**Quoted passage:**

★ ★ ★

During a concurrent interview and record review with the Director of Nurses (DON) on 4/22/13, at 2 PM, the DON stated a Registered Nurse (RN 1) was responsible for reviewing all residents' laboratory results and notifying their physicians of critical results. The DON stated, on 4/18/13, RN 1 gave all residents' laboratory results received on that day to a Licensed Vocational Nurse (LVN 1) to review and notify physicians. The DON further stated LVN 1 did not review the laboratory results; instead, LVN 1 placed the abnormal laboratory results on a clipboard for the physician to review during the physician's routine visit. Resident 1's laboratory results were among the ones on the clipboard. Resident 1's physician (Physician A) did not come in to visit residents that day. On 4/19/13, Resident 1 was found non-responsive and was transferred to an acute hospital at 5:20 AM.

During a review of Resident 1's "ED (emergency department) Physician Notes" on 4/22/13, a complete blood cell count was done as soon as the resident arrived at the emergency department. The results showed his white blood cell count was 49.1 (very critical value indicating systemic infection), hemoglobin was 5.8, and hematocrit was 19.3. Resident 1's diagnosis included anemia, renal insufficiency (loss of kidney functions}, and septic shock (bacteria in the bloodstream that can lead to multiple organ failures including respiratory failure, and may cause rapid death). Resident 1 was unresponsive and had low blood pressure on arrival to the emergency department on 4/19/13, at 6:54 AM. He died in the emergency department within a few hours of arrival.

★ ★ ★

**Prompt 1:** Decide whether each statement below agrees with the passage on Resident 1, answering yes or no and quoting the deciding words from the passage: (a) LVN 1 reviewed the laboratory results received on 4/18/13. (b) Physician A came in to visit residents that day. (c) Resident 1's hemoglobin was 5.8 at the emergency department.
**Prompt 2:** Please reproduce everything in the passage on Resident 1 from "During a concurrent" down to "at 5:20 AM.", word for word.

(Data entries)
★ ★ ★

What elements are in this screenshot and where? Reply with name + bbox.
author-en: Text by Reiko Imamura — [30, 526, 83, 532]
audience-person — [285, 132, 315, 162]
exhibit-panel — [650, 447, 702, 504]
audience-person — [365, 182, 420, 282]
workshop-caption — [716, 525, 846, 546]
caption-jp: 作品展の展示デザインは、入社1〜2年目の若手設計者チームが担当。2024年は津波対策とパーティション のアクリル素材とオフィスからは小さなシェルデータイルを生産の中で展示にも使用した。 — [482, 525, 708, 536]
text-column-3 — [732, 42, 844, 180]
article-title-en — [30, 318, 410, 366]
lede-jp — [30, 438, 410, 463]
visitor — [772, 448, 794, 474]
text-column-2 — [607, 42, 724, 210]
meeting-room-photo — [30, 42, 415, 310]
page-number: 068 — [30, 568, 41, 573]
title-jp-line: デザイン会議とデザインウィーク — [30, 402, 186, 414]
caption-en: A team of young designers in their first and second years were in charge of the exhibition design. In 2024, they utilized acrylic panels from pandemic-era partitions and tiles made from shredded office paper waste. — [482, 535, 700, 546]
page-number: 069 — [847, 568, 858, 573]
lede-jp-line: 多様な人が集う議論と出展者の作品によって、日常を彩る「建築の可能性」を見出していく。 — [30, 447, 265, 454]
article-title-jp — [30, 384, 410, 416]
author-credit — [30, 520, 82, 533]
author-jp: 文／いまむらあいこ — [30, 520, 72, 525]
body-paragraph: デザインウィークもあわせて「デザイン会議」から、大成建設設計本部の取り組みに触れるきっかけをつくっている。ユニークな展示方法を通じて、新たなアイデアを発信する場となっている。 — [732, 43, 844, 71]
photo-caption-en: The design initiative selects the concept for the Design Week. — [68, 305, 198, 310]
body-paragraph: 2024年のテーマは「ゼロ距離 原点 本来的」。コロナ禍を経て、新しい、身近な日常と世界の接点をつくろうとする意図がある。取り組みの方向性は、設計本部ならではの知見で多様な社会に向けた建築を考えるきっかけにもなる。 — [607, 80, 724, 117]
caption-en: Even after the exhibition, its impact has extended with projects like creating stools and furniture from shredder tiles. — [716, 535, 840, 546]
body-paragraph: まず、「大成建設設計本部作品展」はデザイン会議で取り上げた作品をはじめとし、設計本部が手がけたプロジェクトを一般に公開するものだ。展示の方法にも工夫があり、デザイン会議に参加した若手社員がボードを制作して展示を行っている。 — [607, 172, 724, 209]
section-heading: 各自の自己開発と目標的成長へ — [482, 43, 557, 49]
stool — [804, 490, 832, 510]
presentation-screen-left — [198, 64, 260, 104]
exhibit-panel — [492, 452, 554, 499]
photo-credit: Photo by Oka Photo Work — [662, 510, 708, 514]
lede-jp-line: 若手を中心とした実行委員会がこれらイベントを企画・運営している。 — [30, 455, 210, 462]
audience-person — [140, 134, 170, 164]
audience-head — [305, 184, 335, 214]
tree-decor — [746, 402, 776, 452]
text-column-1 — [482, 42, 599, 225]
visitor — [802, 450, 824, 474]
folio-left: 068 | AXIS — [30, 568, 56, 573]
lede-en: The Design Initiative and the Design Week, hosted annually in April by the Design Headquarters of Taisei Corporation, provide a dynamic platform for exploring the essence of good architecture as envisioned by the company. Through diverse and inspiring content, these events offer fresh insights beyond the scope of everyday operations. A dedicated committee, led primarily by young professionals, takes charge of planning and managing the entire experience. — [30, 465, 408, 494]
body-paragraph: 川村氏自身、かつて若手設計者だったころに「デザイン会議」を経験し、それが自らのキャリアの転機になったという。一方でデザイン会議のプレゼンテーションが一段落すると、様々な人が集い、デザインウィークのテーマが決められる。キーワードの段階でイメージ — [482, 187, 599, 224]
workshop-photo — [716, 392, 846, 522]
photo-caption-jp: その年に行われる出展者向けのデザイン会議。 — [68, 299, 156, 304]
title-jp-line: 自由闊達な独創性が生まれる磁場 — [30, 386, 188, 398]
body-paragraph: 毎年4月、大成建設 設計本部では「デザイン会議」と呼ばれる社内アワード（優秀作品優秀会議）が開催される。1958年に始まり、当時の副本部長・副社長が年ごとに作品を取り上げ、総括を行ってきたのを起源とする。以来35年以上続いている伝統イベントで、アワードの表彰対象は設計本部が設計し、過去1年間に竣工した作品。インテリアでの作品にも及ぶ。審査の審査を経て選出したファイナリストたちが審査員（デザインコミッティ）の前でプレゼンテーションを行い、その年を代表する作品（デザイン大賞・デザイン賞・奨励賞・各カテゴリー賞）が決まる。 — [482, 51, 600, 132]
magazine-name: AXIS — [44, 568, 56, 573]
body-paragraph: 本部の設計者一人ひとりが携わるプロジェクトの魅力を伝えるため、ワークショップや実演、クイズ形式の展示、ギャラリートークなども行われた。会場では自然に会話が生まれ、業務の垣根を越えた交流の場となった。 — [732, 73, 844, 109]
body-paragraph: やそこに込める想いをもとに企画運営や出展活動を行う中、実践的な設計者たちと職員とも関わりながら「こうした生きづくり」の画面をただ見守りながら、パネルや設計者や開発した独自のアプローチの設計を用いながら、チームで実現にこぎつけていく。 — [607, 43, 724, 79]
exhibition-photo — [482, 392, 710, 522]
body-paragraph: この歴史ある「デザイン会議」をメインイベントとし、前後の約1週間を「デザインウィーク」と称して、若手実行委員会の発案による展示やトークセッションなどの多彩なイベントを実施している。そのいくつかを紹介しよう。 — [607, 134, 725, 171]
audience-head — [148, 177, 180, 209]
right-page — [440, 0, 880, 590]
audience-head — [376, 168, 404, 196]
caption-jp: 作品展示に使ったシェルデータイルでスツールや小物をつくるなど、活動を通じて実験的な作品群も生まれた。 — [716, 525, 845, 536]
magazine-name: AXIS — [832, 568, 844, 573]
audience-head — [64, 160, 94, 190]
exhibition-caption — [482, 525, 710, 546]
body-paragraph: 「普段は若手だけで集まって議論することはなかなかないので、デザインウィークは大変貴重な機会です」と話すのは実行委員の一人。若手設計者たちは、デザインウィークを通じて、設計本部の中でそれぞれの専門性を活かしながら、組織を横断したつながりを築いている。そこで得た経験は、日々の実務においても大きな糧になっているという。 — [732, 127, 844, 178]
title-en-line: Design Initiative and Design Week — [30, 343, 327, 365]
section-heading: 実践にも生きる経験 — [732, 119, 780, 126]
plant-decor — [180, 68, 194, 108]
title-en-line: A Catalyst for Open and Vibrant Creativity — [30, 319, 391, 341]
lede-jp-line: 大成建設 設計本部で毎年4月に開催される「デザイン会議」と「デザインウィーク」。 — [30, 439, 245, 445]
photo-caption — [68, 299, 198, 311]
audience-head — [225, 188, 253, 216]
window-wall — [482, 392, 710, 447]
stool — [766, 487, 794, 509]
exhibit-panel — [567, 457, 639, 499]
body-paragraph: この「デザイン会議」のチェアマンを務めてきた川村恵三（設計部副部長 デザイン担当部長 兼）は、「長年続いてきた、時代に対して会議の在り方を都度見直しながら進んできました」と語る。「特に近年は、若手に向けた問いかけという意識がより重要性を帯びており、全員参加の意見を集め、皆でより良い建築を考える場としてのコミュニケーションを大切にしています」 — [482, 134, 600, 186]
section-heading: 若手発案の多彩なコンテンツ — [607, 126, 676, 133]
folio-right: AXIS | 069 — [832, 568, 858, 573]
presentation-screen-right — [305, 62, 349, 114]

★ ★ ★

**Written response 1:**
(a) No: "LVN 1 did not review the laboratory results"
(b) No: "Resident 1's physician (Physician A) did not come in to visit residents that day."
(c) Yes: "hemoglobin was 5.8"

**Written response 2:**
During a concurrent interview and record review with the Director of Nurses (DON) on 4/22/13, at 2 PM, the DON stated a Registered Nurse (RN 1) was responsible for reviewing all residents' laboratory results and notifying their physicians of critical results. The DON stated, on 4/18/13, RN 1 gave all residents' laboratory results received on that day to a Licensed Vocational Nurse (LVN 1) to review and notify physicians. The DON further stated LVN 1 did not review the laboratory results; instead, LVN 1 placed the abnormal laboratory results on a clipboard for the physician to review during the physician's routine visit. Resident 1's laboratory results were among the ones on the clipboard. Resident 1's physician (Physician A) did not come in to visit residents that day. On 4/19/13, Resident 1 was found non-responsive and was transferred to an acute hospital at 5:20 AM.